Omit images. Retype all entries verbatim.

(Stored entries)
'''

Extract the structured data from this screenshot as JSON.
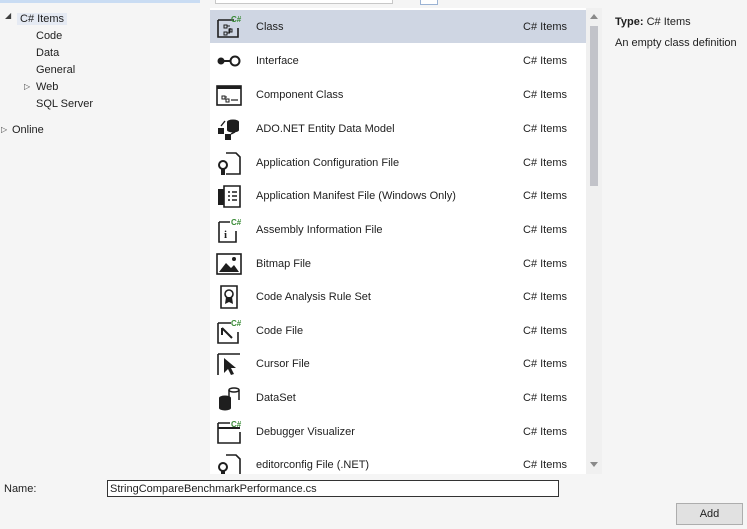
{
  "tree": {
    "csharp_items": "C# Items",
    "code": "Code",
    "data": "Data",
    "general": "General",
    "web": "Web",
    "sql_server": "SQL Server",
    "online": "Online"
  },
  "templates": [
    {
      "name": "Class",
      "category": "C# Items",
      "icon": "class-icon"
    },
    {
      "name": "Interface",
      "category": "C# Items",
      "icon": "interface-icon"
    },
    {
      "name": "Component Class",
      "category": "C# Items",
      "icon": "component-class-icon"
    },
    {
      "name": "ADO.NET Entity Data Model",
      "category": "C# Items",
      "icon": "entity-data-model-icon"
    },
    {
      "name": "Application Configuration File",
      "category": "C# Items",
      "icon": "config-file-icon"
    },
    {
      "name": "Application Manifest File (Windows Only)",
      "category": "C# Items",
      "icon": "manifest-file-icon"
    },
    {
      "name": "Assembly Information File",
      "category": "C# Items",
      "icon": "assembly-info-icon"
    },
    {
      "name": "Bitmap File",
      "category": "C# Items",
      "icon": "bitmap-file-icon"
    },
    {
      "name": "Code Analysis Rule Set",
      "category": "C# Items",
      "icon": "rule-set-icon"
    },
    {
      "name": "Code File",
      "category": "C# Items",
      "icon": "code-file-icon"
    },
    {
      "name": "Cursor File",
      "category": "C# Items",
      "icon": "cursor-file-icon"
    },
    {
      "name": "DataSet",
      "category": "C# Items",
      "icon": "dataset-icon"
    },
    {
      "name": "Debugger Visualizer",
      "category": "C# Items",
      "icon": "debugger-visualizer-icon"
    },
    {
      "name": "editorconfig File (.NET)",
      "category": "C# Items",
      "icon": "editorconfig-icon"
    }
  ],
  "details": {
    "type_label": "Type:",
    "type_value": "C# Items",
    "description": "An empty class definition"
  },
  "bottom": {
    "name_label": "Name:",
    "name_value": "StringCompareBenchmarkPerformance.cs",
    "add_label": "Add"
  },
  "colors": {
    "selection": "#cfd6e3",
    "csharp_badge": "#388a34",
    "icon": "#1e1e1e"
  }
}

'''

_Solution:_
Extract the structured data from this screenshot as JSON.
{
  "tree": {
    "csharp_items": "C# Items",
    "code": "Code",
    "data": "Data",
    "general": "General",
    "web": "Web",
    "sql_server": "SQL Server",
    "online": "Online"
  },
  "templates": [
    {
      "name": "Class",
      "category": "C# Items",
      "icon": "class-icon"
    },
    {
      "name": "Interface",
      "category": "C# Items",
      "icon": "interface-icon"
    },
    {
      "name": "Component Class",
      "category": "C# Items",
      "icon": "component-class-icon"
    },
    {
      "name": "ADO.NET Entity Data Model",
      "category": "C# Items",
      "icon": "entity-data-model-icon"
    },
    {
      "name": "Application Configuration File",
      "category": "C# Items",
      "icon": "config-file-icon"
    },
    {
      "name": "Application Manifest File (Windows Only)",
      "category": "C# Items",
      "icon": "manifest-file-icon"
    },
    {
      "name": "Assembly Information File",
      "category": "C# Items",
      "icon": "assembly-info-icon"
    },
    {
      "name": "Bitmap File",
      "category": "C# Items",
      "icon": "bitmap-file-icon"
    },
    {
      "name": "Code Analysis Rule Set",
      "category": "C# Items",
      "icon": "rule-set-icon"
    },
    {
      "name": "Code File",
      "category": "C# Items",
      "icon": "code-file-icon"
    },
    {
      "name": "Cursor File",
      "category": "C# Items",
      "icon": "cursor-file-icon"
    },
    {
      "name": "DataSet",
      "category": "C# Items",
      "icon": "dataset-icon"
    },
    {
      "name": "Debugger Visualizer",
      "category": "C# Items",
      "icon": "debugger-visualizer-icon"
    },
    {
      "name": "editorconfig File (.NET)",
      "category": "C# Items",
      "icon": "editorconfig-icon"
    }
  ],
  "details": {
    "type_label": "Type:",
    "type_value": "C# Items",
    "description": "An empty class definition"
  },
  "bottom": {
    "name_label": "Name:",
    "name_value": "StringCompareBenchmarkPerformance.cs",
    "add_label": "Add"
  },
  "colors": {
    "selection": "#cfd6e3",
    "csharp_badge": "#388a34",
    "icon": "#1e1e1e"
  }
}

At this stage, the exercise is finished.